Exercise task |
Repeat each entry word for word. Leave any images out of the copy.

(Stored items from a collection)
#####
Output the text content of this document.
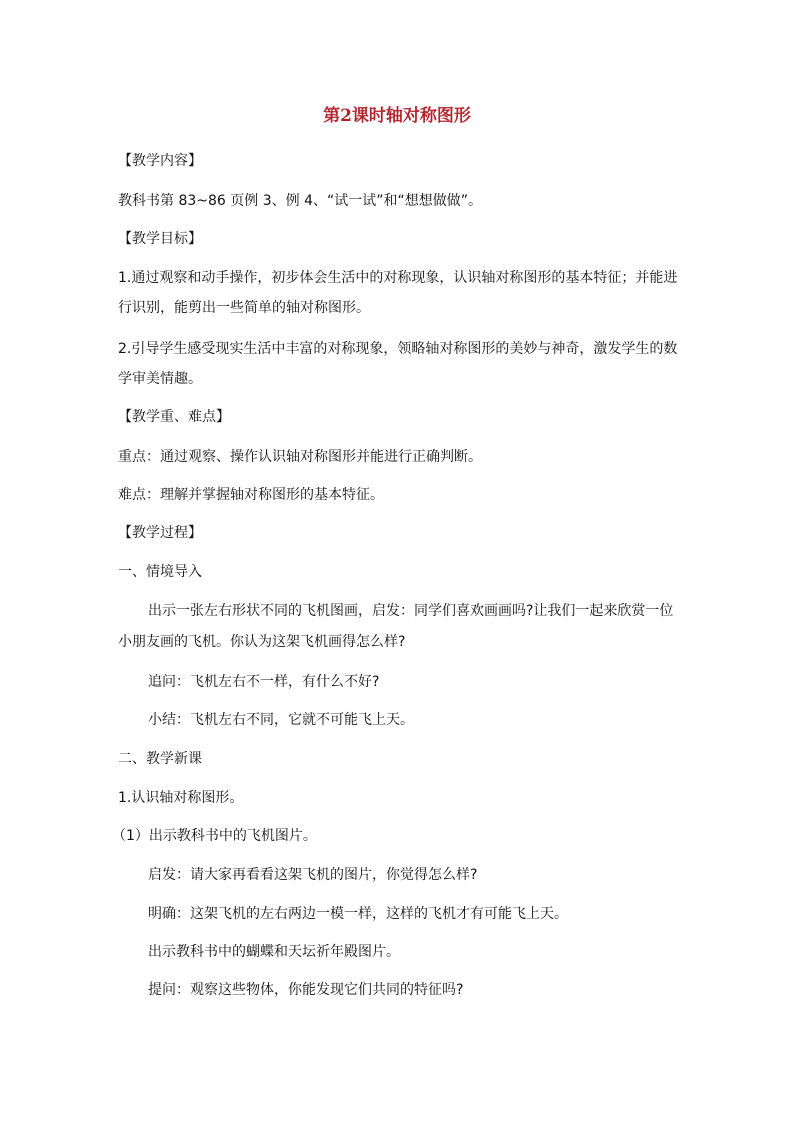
第2课时轴对称图形
【教学内容】
教科书第 83~86 页例 3、例 4、“试一试”和“想想做做”。
【教学目标】
1.通过观察和动手操作，初步体会生活中的对称现象，认识轴对称图形的基本特征；并能进
行识别，能剪出一些简单的轴对称图形。
2.引导学生感受现实生活中丰富的对称现象，领略轴对称图形的美妙与神奇，激发学生的数
学审美情趣。
【教学重、难点】
重点：通过观察、操作认识轴对称图形并能进行正确判断。
难点：理解并掌握轴对称图形的基本特征。
【教学过程】
一、情境导入
出示一张左右形状不同的飞机图画，启发：同学们喜欢画画吗?让我们一起来欣赏一位
小朋友画的飞机。你认为这架飞机画得怎么样?
追问：飞机左右不一样，有什么不好?
小结：飞机左右不同，它就不可能飞上天。
二、教学新课
1.认识轴对称图形。
（1）出示教科书中的飞机图片。
启发：请大家再看看这架飞机的图片，你觉得怎么样?
明确：这架飞机的左右两边一模一样，这样的飞机才有可能飞上天。
出示教科书中的蝴蝶和天坛祈年殿图片。
提问：观察这些物体，你能发现它们共同的特征吗?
#####
Solution for this task |
Output the text content of this document.
第2课时轴对称图形
【教学内容】
教科书第 83~86 页例 3、例 4、“试一试”和“想想做做”。
【教学目标】
1.通过观察和动手操作，初步体会生活中的对称现象，认识轴对称图形的基本特征；并能进
行识别，能剪出一些简单的轴对称图形。
2.引导学生感受现实生活中丰富的对称现象，领略轴对称图形的美妙与神奇，激发学生的数
学审美情趣。
【教学重、难点】
重点：通过观察、操作认识轴对称图形并能进行正确判断。
难点：理解并掌握轴对称图形的基本特征。
【教学过程】
一、情境导入
出示一张左右形状不同的飞机图画，启发：同学们喜欢画画吗?让我们一起来欣赏一位
小朋友画的飞机。你认为这架飞机画得怎么样?
追问：飞机左右不一样，有什么不好?
小结：飞机左右不同，它就不可能飞上天。
二、教学新课
1.认识轴对称图形。
（1）出示教科书中的飞机图片。
启发：请大家再看看这架飞机的图片，你觉得怎么样?
明确：这架飞机的左右两边一模一样，这样的飞机才有可能飞上天。
出示教科书中的蝴蝶和天坛祈年殿图片。
提问：观察这些物体，你能发现它们共同的特征吗?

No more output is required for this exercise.